(Goal): Reproduce the items below, replacing every occurrence of "panel-swatches" with "panel-swatch-group" and leaving everything else as it is.

----

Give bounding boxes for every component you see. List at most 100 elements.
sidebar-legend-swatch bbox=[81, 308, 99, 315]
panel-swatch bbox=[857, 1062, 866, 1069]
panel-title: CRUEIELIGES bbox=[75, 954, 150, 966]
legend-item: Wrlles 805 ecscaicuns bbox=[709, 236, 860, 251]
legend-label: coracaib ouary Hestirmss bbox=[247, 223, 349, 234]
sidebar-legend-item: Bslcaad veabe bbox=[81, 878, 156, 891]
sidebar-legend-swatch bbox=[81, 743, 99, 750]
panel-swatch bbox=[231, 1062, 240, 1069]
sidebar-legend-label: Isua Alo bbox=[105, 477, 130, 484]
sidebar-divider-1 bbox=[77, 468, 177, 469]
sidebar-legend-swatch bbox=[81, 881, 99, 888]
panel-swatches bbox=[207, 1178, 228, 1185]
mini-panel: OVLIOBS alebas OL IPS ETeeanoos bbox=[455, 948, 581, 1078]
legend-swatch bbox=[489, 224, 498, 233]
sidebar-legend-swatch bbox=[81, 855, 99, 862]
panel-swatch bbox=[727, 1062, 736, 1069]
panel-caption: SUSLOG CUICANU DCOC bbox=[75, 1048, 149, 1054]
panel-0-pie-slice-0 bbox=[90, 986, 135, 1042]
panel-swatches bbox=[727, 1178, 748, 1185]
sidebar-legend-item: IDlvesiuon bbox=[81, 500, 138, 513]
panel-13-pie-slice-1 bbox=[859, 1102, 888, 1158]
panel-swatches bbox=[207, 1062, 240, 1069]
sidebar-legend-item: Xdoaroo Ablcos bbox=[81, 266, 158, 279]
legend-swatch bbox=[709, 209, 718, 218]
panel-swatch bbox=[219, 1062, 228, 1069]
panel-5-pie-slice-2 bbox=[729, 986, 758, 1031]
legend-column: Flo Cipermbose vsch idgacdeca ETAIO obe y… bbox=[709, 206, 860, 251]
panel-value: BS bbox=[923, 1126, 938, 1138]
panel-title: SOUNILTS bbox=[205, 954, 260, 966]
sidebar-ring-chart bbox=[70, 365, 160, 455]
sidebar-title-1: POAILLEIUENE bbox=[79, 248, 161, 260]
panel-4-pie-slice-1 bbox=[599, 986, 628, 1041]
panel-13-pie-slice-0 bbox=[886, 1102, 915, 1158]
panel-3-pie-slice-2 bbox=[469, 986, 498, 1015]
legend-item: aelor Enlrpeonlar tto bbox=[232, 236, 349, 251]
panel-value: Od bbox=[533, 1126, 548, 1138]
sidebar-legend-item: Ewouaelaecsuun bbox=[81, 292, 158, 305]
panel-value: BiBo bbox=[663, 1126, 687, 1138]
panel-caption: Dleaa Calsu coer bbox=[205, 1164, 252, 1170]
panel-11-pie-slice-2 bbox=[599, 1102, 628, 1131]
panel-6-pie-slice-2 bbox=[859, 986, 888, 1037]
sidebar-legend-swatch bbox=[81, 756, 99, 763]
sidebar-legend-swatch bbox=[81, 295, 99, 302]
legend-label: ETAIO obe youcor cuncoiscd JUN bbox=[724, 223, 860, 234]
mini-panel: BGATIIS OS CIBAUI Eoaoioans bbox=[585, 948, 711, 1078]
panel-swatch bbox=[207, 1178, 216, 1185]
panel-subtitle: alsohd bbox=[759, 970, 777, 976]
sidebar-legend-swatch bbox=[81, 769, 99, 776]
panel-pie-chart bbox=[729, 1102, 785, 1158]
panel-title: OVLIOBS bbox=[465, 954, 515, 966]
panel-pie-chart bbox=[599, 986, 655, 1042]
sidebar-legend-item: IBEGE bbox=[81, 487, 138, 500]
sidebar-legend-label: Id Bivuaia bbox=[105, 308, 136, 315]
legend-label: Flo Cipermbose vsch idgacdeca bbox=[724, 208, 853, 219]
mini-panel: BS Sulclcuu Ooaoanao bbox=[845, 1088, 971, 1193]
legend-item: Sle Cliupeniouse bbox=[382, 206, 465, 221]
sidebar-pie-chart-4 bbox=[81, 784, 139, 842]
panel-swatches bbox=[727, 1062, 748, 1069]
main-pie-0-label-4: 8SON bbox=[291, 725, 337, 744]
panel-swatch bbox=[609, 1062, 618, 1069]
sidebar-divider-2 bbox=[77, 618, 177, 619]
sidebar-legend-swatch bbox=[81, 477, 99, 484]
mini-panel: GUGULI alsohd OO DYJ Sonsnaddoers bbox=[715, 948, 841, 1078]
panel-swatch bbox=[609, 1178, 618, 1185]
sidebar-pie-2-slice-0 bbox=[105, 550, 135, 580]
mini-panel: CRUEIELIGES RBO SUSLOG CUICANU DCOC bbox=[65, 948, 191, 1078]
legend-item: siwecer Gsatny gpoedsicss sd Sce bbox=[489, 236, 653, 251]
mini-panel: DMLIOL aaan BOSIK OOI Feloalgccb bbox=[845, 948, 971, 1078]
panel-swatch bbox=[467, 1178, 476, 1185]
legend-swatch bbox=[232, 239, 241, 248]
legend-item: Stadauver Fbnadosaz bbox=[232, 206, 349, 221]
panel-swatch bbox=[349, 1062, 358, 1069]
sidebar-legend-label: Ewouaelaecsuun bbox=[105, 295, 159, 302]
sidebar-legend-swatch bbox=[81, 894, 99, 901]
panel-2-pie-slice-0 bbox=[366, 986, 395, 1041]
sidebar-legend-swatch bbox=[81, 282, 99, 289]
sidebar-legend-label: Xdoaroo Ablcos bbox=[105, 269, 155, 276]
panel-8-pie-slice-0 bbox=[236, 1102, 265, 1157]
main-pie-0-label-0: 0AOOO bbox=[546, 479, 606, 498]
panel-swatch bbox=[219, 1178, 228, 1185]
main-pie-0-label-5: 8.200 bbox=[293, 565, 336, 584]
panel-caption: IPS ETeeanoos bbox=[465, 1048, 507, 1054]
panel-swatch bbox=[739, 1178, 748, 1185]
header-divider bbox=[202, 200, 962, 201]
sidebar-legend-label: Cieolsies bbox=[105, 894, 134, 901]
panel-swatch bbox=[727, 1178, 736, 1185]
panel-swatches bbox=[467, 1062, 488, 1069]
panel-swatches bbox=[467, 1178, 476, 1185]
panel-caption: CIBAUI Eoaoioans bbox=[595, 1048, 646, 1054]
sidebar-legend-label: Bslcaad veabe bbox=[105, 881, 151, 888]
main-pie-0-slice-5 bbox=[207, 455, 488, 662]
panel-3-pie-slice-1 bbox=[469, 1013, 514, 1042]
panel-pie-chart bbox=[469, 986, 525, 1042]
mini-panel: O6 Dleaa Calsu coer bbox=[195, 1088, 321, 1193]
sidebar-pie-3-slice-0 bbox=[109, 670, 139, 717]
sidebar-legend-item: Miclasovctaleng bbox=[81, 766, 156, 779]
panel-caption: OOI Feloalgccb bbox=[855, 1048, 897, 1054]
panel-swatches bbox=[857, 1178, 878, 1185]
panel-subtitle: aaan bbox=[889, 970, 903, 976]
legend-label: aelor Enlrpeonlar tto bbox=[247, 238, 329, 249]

----

(Complete answer):
Give bounding boxes for every component you see. List at most 100 elements.
sidebar-legend-swatch bbox=[81, 308, 99, 315]
panel-swatch bbox=[857, 1062, 866, 1069]
panel-title: CRUEIELIGES bbox=[75, 954, 150, 966]
legend-item: Wrlles 805 ecscaicuns bbox=[709, 236, 860, 251]
legend-label: coracaib ouary Hestirmss bbox=[247, 223, 349, 234]
sidebar-legend-item: Bslcaad veabe bbox=[81, 878, 156, 891]
sidebar-legend-swatch bbox=[81, 743, 99, 750]
panel-swatch bbox=[231, 1062, 240, 1069]
sidebar-legend-label: Isua Alo bbox=[105, 477, 130, 484]
sidebar-divider-1 bbox=[77, 468, 177, 469]
sidebar-legend-swatch bbox=[81, 881, 99, 888]
panel-swatch-group bbox=[207, 1178, 228, 1185]
mini-panel: OVLIOBS alebas OL IPS ETeeanoos bbox=[455, 948, 581, 1078]
legend-swatch bbox=[489, 224, 498, 233]
sidebar-legend-swatch bbox=[81, 855, 99, 862]
panel-swatch bbox=[727, 1062, 736, 1069]
panel-caption: SUSLOG CUICANU DCOC bbox=[75, 1048, 149, 1054]
panel-0-pie-slice-0 bbox=[90, 986, 135, 1042]
panel-swatch-group bbox=[727, 1178, 748, 1185]
sidebar-legend-item: IDlvesiuon bbox=[81, 500, 138, 513]
panel-13-pie-slice-1 bbox=[859, 1102, 888, 1158]
panel-swatch-group bbox=[207, 1062, 240, 1069]
sidebar-legend-item: Xdoaroo Ablcos bbox=[81, 266, 158, 279]
legend-swatch bbox=[709, 209, 718, 218]
panel-swatch bbox=[219, 1062, 228, 1069]
panel-5-pie-slice-2 bbox=[729, 986, 758, 1031]
legend-column: Flo Cipermbose vsch idgacdeca ETAIO obe y… bbox=[709, 206, 860, 251]
panel-value: BS bbox=[923, 1126, 938, 1138]
panel-title: SOUNILTS bbox=[205, 954, 260, 966]
sidebar-ring-chart bbox=[70, 365, 160, 455]
sidebar-title-1: POAILLEIUENE bbox=[79, 248, 161, 260]
panel-4-pie-slice-1 bbox=[599, 986, 628, 1041]
panel-13-pie-slice-0 bbox=[886, 1102, 915, 1158]
panel-3-pie-slice-2 bbox=[469, 986, 498, 1015]
legend-item: aelor Enlrpeonlar tto bbox=[232, 236, 349, 251]
panel-value: Od bbox=[533, 1126, 548, 1138]
sidebar-legend-item: Ewouaelaecsuun bbox=[81, 292, 158, 305]
panel-value: BiBo bbox=[663, 1126, 687, 1138]
panel-caption: Dleaa Calsu coer bbox=[205, 1164, 252, 1170]
panel-11-pie-slice-2 bbox=[599, 1102, 628, 1131]
panel-6-pie-slice-2 bbox=[859, 986, 888, 1037]
sidebar-legend-swatch bbox=[81, 756, 99, 763]
sidebar-legend-swatch bbox=[81, 295, 99, 302]
legend-label: ETAIO obe youcor cuncoiscd JUN bbox=[724, 223, 860, 234]
mini-panel: BGATIIS OS CIBAUI Eoaoioans bbox=[585, 948, 711, 1078]
panel-swatch bbox=[207, 1178, 216, 1185]
panel-subtitle: alsohd bbox=[759, 970, 777, 976]
sidebar-legend-swatch bbox=[81, 769, 99, 776]
panel-pie-chart bbox=[729, 1102, 785, 1158]
panel-title: OVLIOBS bbox=[465, 954, 515, 966]
panel-pie-chart bbox=[599, 986, 655, 1042]
sidebar-legend-item: IBEGE bbox=[81, 487, 138, 500]
sidebar-legend-label: Id Bivuaia bbox=[105, 308, 136, 315]
legend-label: Flo Cipermbose vsch idgacdeca bbox=[724, 208, 853, 219]
mini-panel: BS Sulclcuu Ooaoanao bbox=[845, 1088, 971, 1193]
legend-item: Sle Cliupeniouse bbox=[382, 206, 465, 221]
sidebar-pie-chart-4 bbox=[81, 784, 139, 842]
panel-swatch-group bbox=[727, 1062, 748, 1069]
main-pie-0-label-4: 8SON bbox=[291, 725, 337, 744]
panel-swatch bbox=[609, 1062, 618, 1069]
sidebar-divider-2 bbox=[77, 618, 177, 619]
sidebar-legend-swatch bbox=[81, 477, 99, 484]
mini-panel: GUGULI alsohd OO DYJ Sonsnaddoers bbox=[715, 948, 841, 1078]
panel-swatch bbox=[609, 1178, 618, 1185]
sidebar-pie-2-slice-0 bbox=[105, 550, 135, 580]
mini-panel: CRUEIELIGES RBO SUSLOG CUICANU DCOC bbox=[65, 948, 191, 1078]
legend-item: siwecer Gsatny gpoedsicss sd Sce bbox=[489, 236, 653, 251]
mini-panel: DMLIOL aaan BOSIK OOI Feloalgccb bbox=[845, 948, 971, 1078]
panel-swatch bbox=[467, 1178, 476, 1185]
legend-swatch bbox=[232, 239, 241, 248]
legend-item: Stadauver Fbnadosaz bbox=[232, 206, 349, 221]
panel-swatch bbox=[349, 1062, 358, 1069]
sidebar-legend-label: Ewouaelaecsuun bbox=[105, 295, 159, 302]
sidebar-legend-swatch bbox=[81, 894, 99, 901]
panel-2-pie-slice-0 bbox=[366, 986, 395, 1041]
sidebar-legend-swatch bbox=[81, 282, 99, 289]
sidebar-legend-label: Xdoaroo Ablcos bbox=[105, 269, 155, 276]
panel-8-pie-slice-0 bbox=[236, 1102, 265, 1157]
main-pie-0-label-0: 0AOOO bbox=[546, 479, 606, 498]
panel-swatch bbox=[219, 1178, 228, 1185]
main-pie-0-label-5: 8.200 bbox=[293, 565, 336, 584]
panel-caption: IPS ETeeanoos bbox=[465, 1048, 507, 1054]
panel-swatch bbox=[739, 1178, 748, 1185]
header-divider bbox=[202, 200, 962, 201]
sidebar-legend-label: Cieolsies bbox=[105, 894, 134, 901]
panel-swatch bbox=[727, 1178, 736, 1185]
panel-swatch-group bbox=[467, 1062, 488, 1069]
panel-swatch-group bbox=[467, 1178, 476, 1185]
panel-caption: CIBAUI Eoaoioans bbox=[595, 1048, 646, 1054]
sidebar-legend-label: Bslcaad veabe bbox=[105, 881, 151, 888]
main-pie-0-slice-5 bbox=[207, 455, 488, 662]
panel-3-pie-slice-1 bbox=[469, 1013, 514, 1042]
panel-pie-chart bbox=[469, 986, 525, 1042]
mini-panel: O6 Dleaa Calsu coer bbox=[195, 1088, 321, 1193]
sidebar-pie-3-slice-0 bbox=[109, 670, 139, 717]
sidebar-legend-item: Miclasovctaleng bbox=[81, 766, 156, 779]
panel-caption: OOI Feloalgccb bbox=[855, 1048, 897, 1054]
panel-swatch-group bbox=[857, 1178, 878, 1185]
panel-subtitle: aaan bbox=[889, 970, 903, 976]
legend-label: aelor Enlrpeonlar tto bbox=[247, 238, 329, 249]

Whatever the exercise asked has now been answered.